───── EXERCISE MATERIAL ─────

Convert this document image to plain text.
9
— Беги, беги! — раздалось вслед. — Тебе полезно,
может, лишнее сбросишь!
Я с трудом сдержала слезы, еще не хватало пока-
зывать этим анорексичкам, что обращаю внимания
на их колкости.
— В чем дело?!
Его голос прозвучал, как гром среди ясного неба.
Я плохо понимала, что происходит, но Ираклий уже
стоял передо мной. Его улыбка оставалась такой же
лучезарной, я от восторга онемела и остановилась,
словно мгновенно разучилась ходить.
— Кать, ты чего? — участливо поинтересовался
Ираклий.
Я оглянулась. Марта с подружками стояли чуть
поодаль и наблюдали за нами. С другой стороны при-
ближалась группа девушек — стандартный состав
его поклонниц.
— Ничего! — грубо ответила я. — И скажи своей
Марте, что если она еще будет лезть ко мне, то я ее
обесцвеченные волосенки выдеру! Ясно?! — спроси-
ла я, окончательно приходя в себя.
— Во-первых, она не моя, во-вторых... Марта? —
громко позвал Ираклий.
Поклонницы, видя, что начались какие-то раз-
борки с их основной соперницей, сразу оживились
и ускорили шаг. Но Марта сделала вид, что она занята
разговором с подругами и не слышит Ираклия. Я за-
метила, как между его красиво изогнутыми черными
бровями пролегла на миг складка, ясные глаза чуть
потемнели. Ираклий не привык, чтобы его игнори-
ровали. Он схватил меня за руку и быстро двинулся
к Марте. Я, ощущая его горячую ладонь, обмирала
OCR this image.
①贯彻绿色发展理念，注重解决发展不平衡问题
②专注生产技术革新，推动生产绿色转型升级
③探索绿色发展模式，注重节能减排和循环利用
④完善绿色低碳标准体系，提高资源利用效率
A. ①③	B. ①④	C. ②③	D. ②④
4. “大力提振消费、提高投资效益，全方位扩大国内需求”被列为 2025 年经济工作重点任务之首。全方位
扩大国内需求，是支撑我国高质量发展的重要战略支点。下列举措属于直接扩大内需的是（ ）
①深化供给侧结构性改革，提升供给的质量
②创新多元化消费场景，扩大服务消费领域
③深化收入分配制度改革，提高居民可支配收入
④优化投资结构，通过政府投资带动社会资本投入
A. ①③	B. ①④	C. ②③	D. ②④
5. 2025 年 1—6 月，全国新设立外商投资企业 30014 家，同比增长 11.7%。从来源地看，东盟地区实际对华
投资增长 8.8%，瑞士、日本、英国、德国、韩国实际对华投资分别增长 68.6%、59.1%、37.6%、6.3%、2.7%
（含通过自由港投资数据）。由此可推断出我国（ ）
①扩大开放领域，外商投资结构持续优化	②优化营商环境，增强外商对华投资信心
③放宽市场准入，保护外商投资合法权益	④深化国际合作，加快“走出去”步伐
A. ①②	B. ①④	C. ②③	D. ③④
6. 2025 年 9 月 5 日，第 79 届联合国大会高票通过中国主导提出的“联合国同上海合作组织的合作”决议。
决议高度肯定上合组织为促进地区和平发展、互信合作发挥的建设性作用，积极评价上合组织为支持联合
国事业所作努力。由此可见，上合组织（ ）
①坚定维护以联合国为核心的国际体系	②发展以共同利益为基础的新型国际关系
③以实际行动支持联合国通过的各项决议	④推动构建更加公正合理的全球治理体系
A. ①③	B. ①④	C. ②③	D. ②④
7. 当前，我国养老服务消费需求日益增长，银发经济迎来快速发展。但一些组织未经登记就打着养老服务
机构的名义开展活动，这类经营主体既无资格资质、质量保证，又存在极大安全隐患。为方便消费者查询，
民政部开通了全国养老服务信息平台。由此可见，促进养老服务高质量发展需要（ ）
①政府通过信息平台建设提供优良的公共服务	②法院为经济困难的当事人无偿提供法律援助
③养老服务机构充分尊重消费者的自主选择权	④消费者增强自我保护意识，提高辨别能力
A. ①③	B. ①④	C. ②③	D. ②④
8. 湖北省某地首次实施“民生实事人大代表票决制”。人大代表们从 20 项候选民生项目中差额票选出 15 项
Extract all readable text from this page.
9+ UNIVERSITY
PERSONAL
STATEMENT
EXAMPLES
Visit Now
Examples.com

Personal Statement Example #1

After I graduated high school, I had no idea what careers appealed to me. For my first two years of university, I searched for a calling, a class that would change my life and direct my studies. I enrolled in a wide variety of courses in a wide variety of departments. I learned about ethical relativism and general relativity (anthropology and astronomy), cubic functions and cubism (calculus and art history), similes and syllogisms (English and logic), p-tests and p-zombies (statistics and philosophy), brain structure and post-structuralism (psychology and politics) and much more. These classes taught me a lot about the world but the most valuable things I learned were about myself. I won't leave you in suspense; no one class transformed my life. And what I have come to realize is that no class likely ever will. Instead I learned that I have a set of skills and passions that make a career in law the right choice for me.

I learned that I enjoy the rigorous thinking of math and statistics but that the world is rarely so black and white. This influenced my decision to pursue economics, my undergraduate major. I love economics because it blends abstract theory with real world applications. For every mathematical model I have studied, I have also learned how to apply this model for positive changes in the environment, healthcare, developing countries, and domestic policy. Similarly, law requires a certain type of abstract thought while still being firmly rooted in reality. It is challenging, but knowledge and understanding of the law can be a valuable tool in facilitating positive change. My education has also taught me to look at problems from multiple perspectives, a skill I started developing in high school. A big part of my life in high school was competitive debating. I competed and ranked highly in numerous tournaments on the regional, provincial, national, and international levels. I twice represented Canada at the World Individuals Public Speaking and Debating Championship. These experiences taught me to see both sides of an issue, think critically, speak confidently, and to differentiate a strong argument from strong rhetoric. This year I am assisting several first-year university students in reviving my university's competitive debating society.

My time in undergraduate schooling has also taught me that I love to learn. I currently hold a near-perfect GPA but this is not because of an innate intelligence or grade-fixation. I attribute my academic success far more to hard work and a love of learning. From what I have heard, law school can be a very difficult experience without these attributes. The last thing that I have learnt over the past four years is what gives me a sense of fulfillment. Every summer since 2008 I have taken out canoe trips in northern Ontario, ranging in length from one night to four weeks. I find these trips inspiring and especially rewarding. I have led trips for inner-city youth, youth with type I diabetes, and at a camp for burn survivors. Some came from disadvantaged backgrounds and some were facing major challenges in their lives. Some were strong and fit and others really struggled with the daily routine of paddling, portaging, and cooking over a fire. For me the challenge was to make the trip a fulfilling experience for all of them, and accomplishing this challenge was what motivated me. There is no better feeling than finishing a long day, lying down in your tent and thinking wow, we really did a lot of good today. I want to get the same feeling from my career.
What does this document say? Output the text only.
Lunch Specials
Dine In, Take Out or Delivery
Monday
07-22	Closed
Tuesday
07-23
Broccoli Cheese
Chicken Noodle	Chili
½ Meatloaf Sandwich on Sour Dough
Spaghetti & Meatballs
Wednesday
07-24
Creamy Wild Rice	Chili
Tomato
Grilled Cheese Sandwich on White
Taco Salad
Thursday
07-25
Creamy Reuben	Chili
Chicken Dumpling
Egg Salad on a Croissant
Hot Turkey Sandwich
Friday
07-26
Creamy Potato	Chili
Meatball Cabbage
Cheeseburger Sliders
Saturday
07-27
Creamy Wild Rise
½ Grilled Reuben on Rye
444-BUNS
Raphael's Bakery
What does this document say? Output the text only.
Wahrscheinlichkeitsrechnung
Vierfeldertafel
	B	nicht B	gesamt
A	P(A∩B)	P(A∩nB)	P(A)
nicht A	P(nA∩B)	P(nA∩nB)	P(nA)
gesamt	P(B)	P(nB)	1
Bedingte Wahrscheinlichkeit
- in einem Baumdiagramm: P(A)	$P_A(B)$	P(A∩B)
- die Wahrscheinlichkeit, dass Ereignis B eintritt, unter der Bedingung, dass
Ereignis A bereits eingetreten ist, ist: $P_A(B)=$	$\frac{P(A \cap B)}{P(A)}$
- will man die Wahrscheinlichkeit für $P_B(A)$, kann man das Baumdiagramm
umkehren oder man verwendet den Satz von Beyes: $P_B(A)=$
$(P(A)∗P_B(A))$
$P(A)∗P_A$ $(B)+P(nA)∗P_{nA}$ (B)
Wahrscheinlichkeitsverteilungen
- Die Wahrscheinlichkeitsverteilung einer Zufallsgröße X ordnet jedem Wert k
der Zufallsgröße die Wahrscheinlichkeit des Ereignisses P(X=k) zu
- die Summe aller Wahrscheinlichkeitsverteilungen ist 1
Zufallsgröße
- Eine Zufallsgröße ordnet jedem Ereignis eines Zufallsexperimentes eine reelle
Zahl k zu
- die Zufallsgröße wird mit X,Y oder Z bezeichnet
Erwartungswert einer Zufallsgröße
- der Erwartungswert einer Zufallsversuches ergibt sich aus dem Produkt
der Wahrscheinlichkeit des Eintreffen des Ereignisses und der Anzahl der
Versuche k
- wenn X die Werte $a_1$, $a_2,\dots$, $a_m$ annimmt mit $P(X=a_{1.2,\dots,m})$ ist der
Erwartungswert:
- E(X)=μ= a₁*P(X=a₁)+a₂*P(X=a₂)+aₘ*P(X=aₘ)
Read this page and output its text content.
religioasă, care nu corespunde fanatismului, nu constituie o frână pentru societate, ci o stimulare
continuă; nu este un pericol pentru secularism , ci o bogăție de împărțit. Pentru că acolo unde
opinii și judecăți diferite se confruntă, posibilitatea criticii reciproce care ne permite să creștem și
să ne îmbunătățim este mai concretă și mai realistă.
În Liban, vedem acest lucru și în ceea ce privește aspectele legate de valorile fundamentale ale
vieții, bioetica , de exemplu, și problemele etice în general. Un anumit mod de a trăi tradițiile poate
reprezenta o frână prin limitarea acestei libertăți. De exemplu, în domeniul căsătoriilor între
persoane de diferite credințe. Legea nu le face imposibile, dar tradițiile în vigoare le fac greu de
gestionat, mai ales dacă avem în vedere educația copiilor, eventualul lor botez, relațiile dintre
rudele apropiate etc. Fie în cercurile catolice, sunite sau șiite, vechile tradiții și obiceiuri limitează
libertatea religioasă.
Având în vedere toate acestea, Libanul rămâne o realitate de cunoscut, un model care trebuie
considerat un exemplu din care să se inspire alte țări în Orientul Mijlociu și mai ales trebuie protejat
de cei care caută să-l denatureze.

─────

EXERCISE TASK: Show every line where the string "Марте" appears.

OUTPUT OF THE TASK:
Марте, что если она еще будет лезть ко мне, то я ее
к Марте. Я, ощущая его горячую ладонь, обмирала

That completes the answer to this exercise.